(Data extracted from a collection)
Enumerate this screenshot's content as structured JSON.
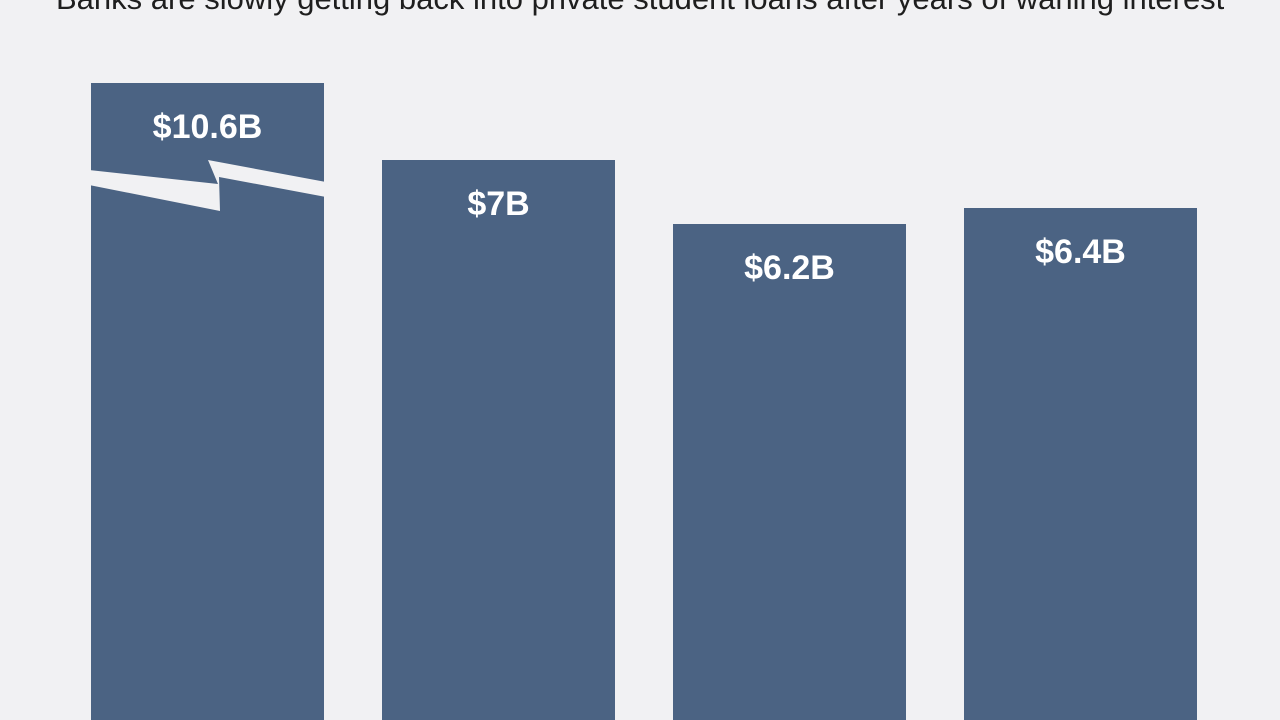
{
  "chart_data": {
    "type": "bar",
    "title": "Banks are slowly getting back into private student loans after years of waning interest",
    "categories": [
      "",
      "",
      "",
      ""
    ],
    "values": [
      10.6,
      7,
      6.2,
      6.4
    ],
    "value_labels": [
      "$10.6B",
      "$7B",
      "$6.2B",
      "$6.4B"
    ],
    "axis_break_on_first_bar": true,
    "unit": "$B",
    "grid": false,
    "legend": "none",
    "bar_color": "#4b6383",
    "background_color": "#f1f1f3"
  }
}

**Work instructions:**
Extract the full listing above verbatim; pictures are to be left out of the copy.

**Output of the exercise:**
Enumerate this screenshot's content as structured JSON.
{
  "chart_data": {
    "type": "bar",
    "title": "Banks are slowly getting back into private student loans after years of waning interest",
    "categories": [
      "",
      "",
      "",
      ""
    ],
    "values": [
      10.6,
      7,
      6.2,
      6.4
    ],
    "value_labels": [
      "$10.6B",
      "$7B",
      "$6.2B",
      "$6.4B"
    ],
    "axis_break_on_first_bar": true,
    "unit": "$B",
    "grid": false,
    "legend": "none",
    "bar_color": "#4b6383",
    "background_color": "#f1f1f3"
  }
}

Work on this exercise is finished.